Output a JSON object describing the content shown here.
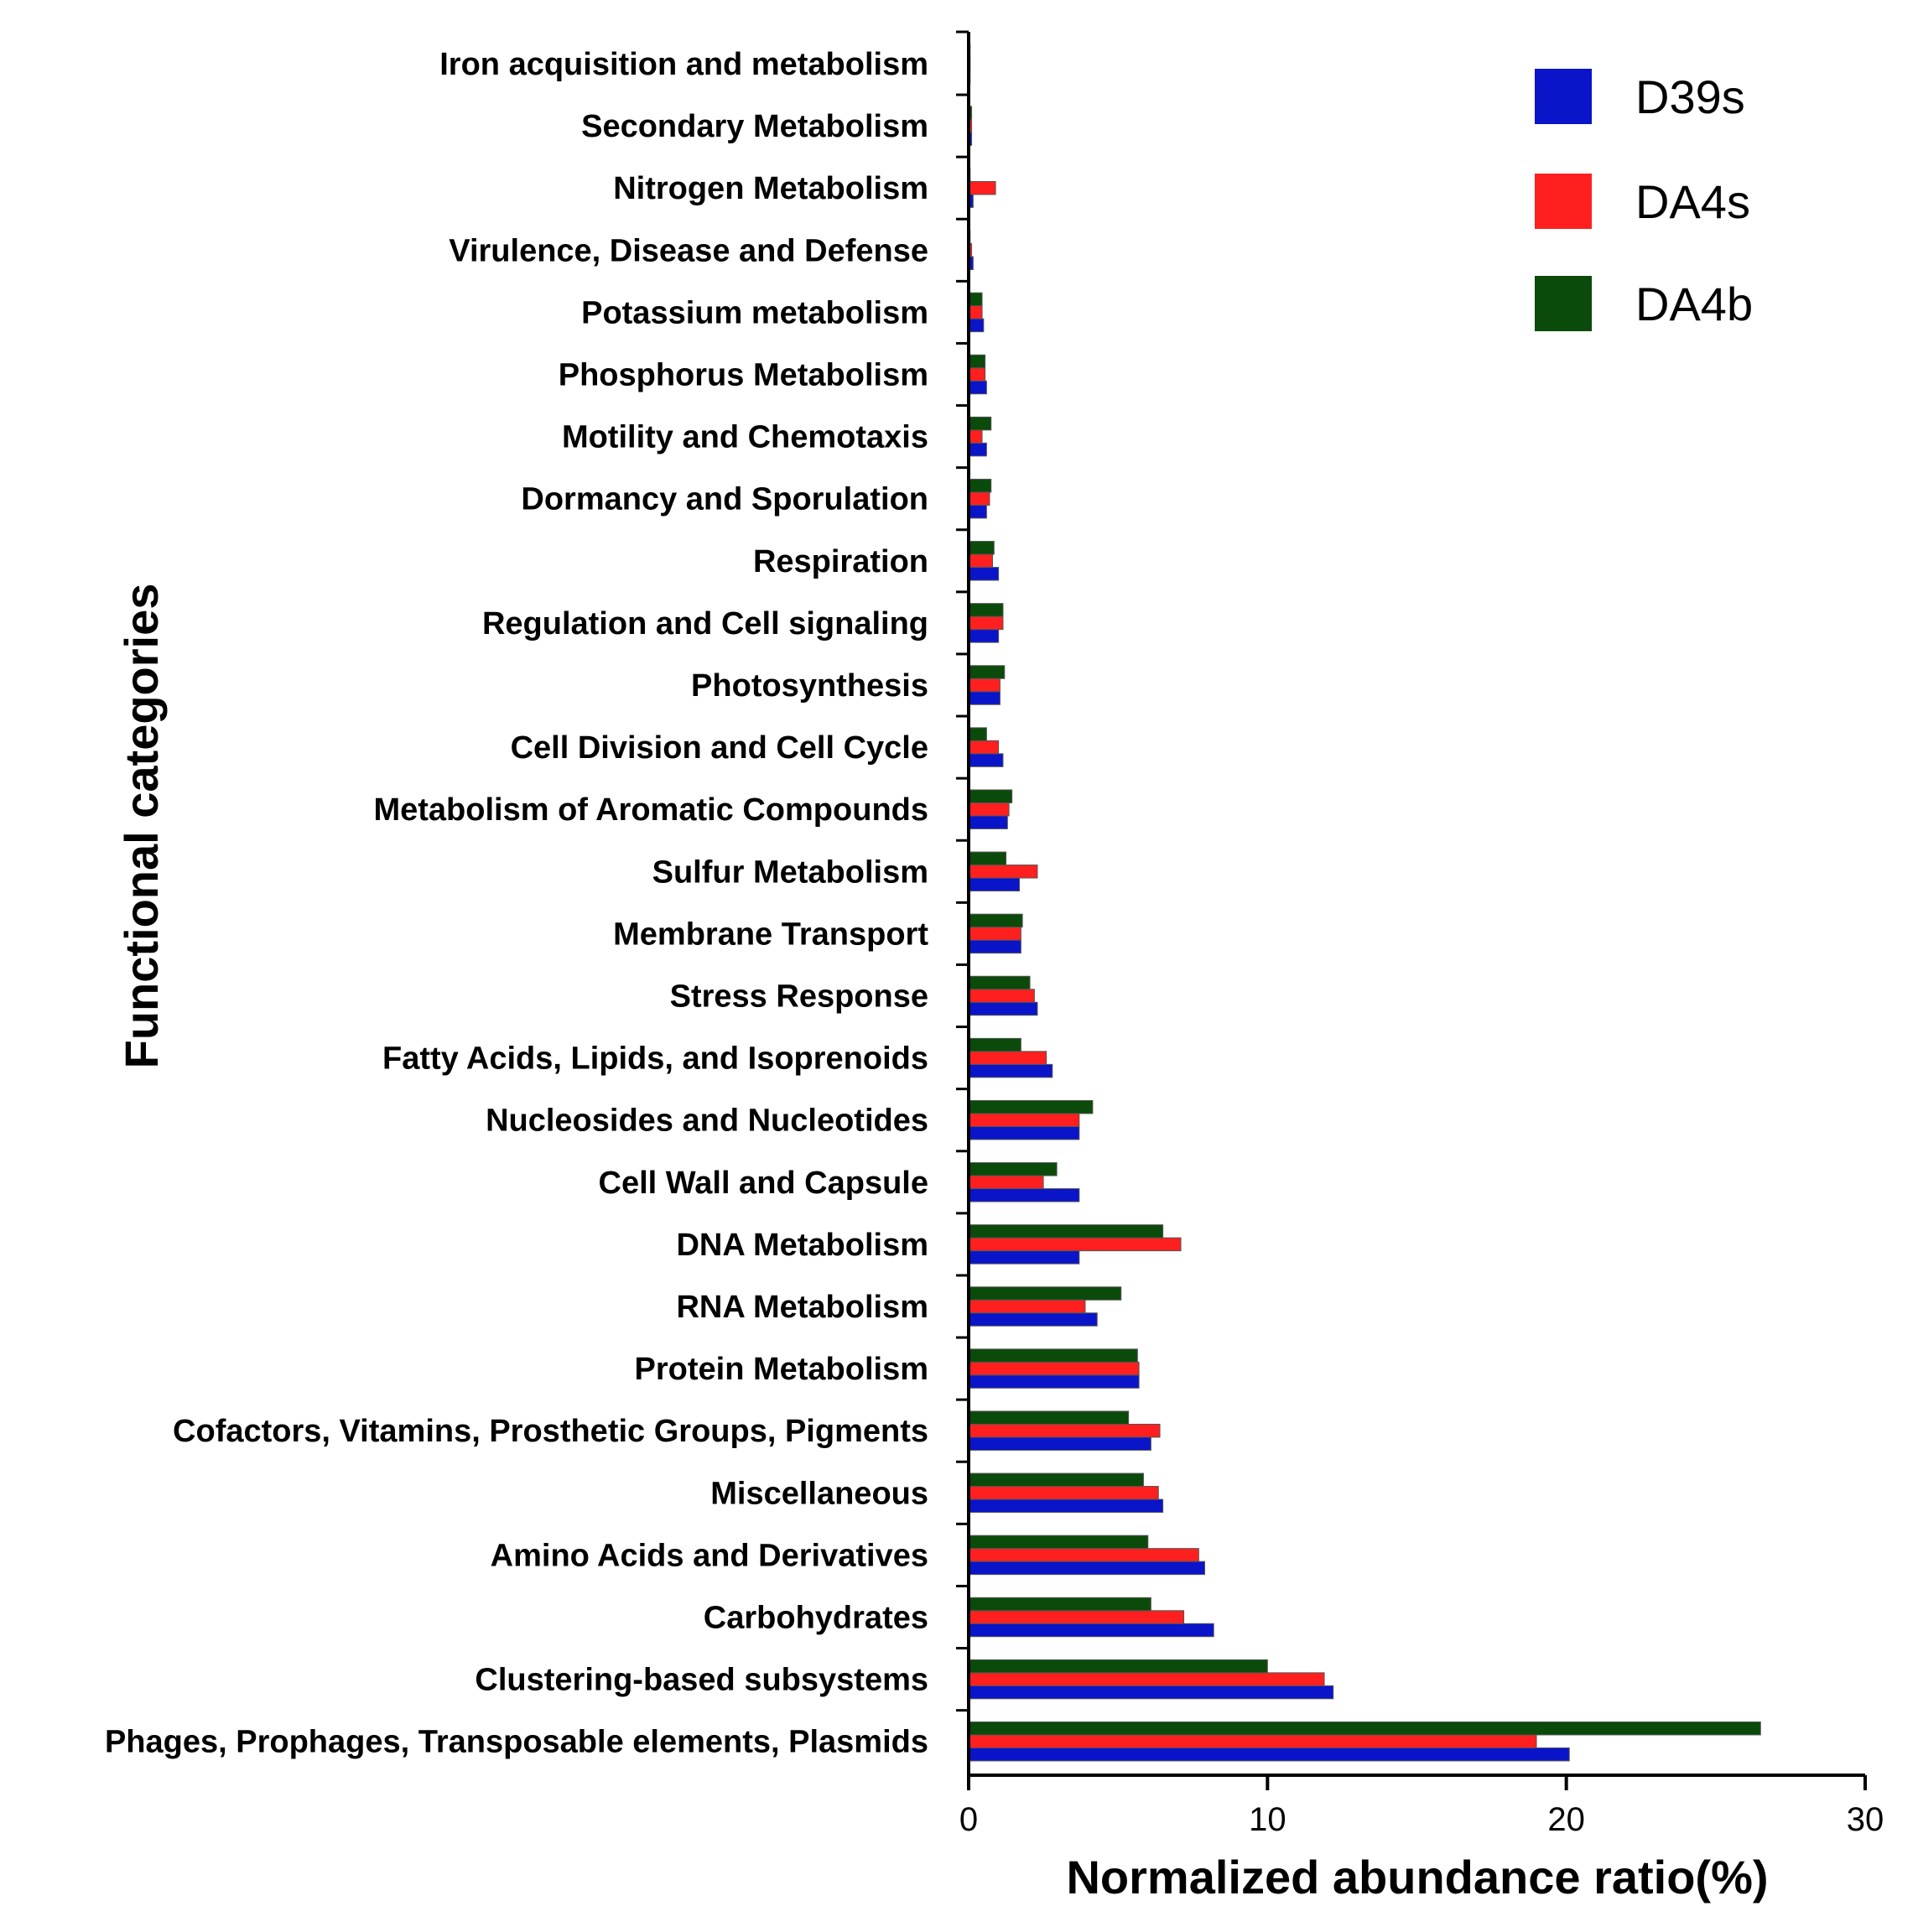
{
  "chart_data": {
    "type": "bar",
    "orientation": "horizontal",
    "title": "",
    "xlabel": "Normalized abundance ratio(%)",
    "ylabel": "Functional categories",
    "xlim": [
      0,
      30
    ],
    "xticks": [
      0,
      10,
      20,
      30
    ],
    "grid": false,
    "legend_position": "top-right",
    "categories": [
      "Iron acquisition and metabolism",
      "Secondary Metabolism",
      "Nitrogen Metabolism",
      "Virulence, Disease and Defense",
      "Potassium metabolism",
      "Phosphorus Metabolism",
      "Motility and Chemotaxis",
      "Dormancy and Sporulation",
      "Respiration",
      "Regulation and Cell signaling",
      "Photosynthesis",
      "Cell Division and Cell Cycle",
      "Metabolism of Aromatic Compounds",
      "Sulfur Metabolism",
      "Membrane Transport",
      "Stress Response",
      "Fatty Acids, Lipids, and Isoprenoids",
      "Nucleosides and Nucleotides",
      "Cell Wall and Capsule",
      "DNA Metabolism",
      "RNA Metabolism",
      "Protein Metabolism",
      "Cofactors, Vitamins, Prosthetic Groups, Pigments",
      "Miscellaneous",
      "Amino Acids and Derivatives",
      "Carbohydrates",
      "Clustering-based subsystems",
      "Phages, Prophages, Transposable elements, Plasmids"
    ],
    "series": [
      {
        "name": "D39s",
        "color": "#0a14c8",
        "values": [
          0.05,
          0.1,
          0.15,
          0.15,
          0.5,
          0.6,
          0.6,
          0.6,
          1.0,
          1.0,
          1.05,
          1.15,
          1.3,
          1.7,
          1.75,
          2.3,
          2.8,
          3.7,
          3.7,
          3.7,
          4.3,
          5.7,
          6.1,
          6.5,
          7.9,
          8.2,
          12.2,
          20.1
        ]
      },
      {
        "name": "DA4s",
        "color": "#ff1f1f",
        "values": [
          0.05,
          0.1,
          0.9,
          0.1,
          0.45,
          0.55,
          0.45,
          0.7,
          0.8,
          1.15,
          1.05,
          1.0,
          1.35,
          2.3,
          1.75,
          2.2,
          2.6,
          3.7,
          2.5,
          7.1,
          3.9,
          5.7,
          6.4,
          6.35,
          7.7,
          7.2,
          11.9,
          19.0
        ]
      },
      {
        "name": "DA4b",
        "color": "#0a4a0a",
        "values": [
          0.05,
          0.1,
          0.05,
          0.05,
          0.45,
          0.55,
          0.75,
          0.75,
          0.85,
          1.15,
          1.2,
          0.6,
          1.45,
          1.25,
          1.8,
          2.05,
          1.75,
          4.15,
          2.95,
          6.5,
          5.1,
          5.65,
          5.35,
          5.85,
          6.0,
          6.1,
          10.0,
          26.5
        ]
      }
    ]
  }
}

--------------------------------------------------

→ Instructions to follow
Retype every record above exactly as written, but leave out the pictures.

→ Answer section
Output a JSON object describing the content shown here.
{
  "chart_data": {
    "type": "bar",
    "orientation": "horizontal",
    "title": "",
    "xlabel": "Normalized abundance ratio(%)",
    "ylabel": "Functional categories",
    "xlim": [
      0,
      30
    ],
    "xticks": [
      0,
      10,
      20,
      30
    ],
    "grid": false,
    "legend_position": "top-right",
    "categories": [
      "Iron acquisition and metabolism",
      "Secondary Metabolism",
      "Nitrogen Metabolism",
      "Virulence, Disease and Defense",
      "Potassium metabolism",
      "Phosphorus Metabolism",
      "Motility and Chemotaxis",
      "Dormancy and Sporulation",
      "Respiration",
      "Regulation and Cell signaling",
      "Photosynthesis",
      "Cell Division and Cell Cycle",
      "Metabolism of Aromatic Compounds",
      "Sulfur Metabolism",
      "Membrane Transport",
      "Stress Response",
      "Fatty Acids, Lipids, and Isoprenoids",
      "Nucleosides and Nucleotides",
      "Cell Wall and Capsule",
      "DNA Metabolism",
      "RNA Metabolism",
      "Protein Metabolism",
      "Cofactors, Vitamins, Prosthetic Groups, Pigments",
      "Miscellaneous",
      "Amino Acids and Derivatives",
      "Carbohydrates",
      "Clustering-based subsystems",
      "Phages, Prophages, Transposable elements, Plasmids"
    ],
    "series": [
      {
        "name": "D39s",
        "color": "#0a14c8",
        "values": [
          0.05,
          0.1,
          0.15,
          0.15,
          0.5,
          0.6,
          0.6,
          0.6,
          1.0,
          1.0,
          1.05,
          1.15,
          1.3,
          1.7,
          1.75,
          2.3,
          2.8,
          3.7,
          3.7,
          3.7,
          4.3,
          5.7,
          6.1,
          6.5,
          7.9,
          8.2,
          12.2,
          20.1
        ]
      },
      {
        "name": "DA4s",
        "color": "#ff1f1f",
        "values": [
          0.05,
          0.1,
          0.9,
          0.1,
          0.45,
          0.55,
          0.45,
          0.7,
          0.8,
          1.15,
          1.05,
          1.0,
          1.35,
          2.3,
          1.75,
          2.2,
          2.6,
          3.7,
          2.5,
          7.1,
          3.9,
          5.7,
          6.4,
          6.35,
          7.7,
          7.2,
          11.9,
          19.0
        ]
      },
      {
        "name": "DA4b",
        "color": "#0a4a0a",
        "values": [
          0.05,
          0.1,
          0.05,
          0.05,
          0.45,
          0.55,
          0.75,
          0.75,
          0.85,
          1.15,
          1.2,
          0.6,
          1.45,
          1.25,
          1.8,
          2.05,
          1.75,
          4.15,
          2.95,
          6.5,
          5.1,
          5.65,
          5.35,
          5.85,
          6.0,
          6.1,
          10.0,
          26.5
        ]
      }
    ]
  }
}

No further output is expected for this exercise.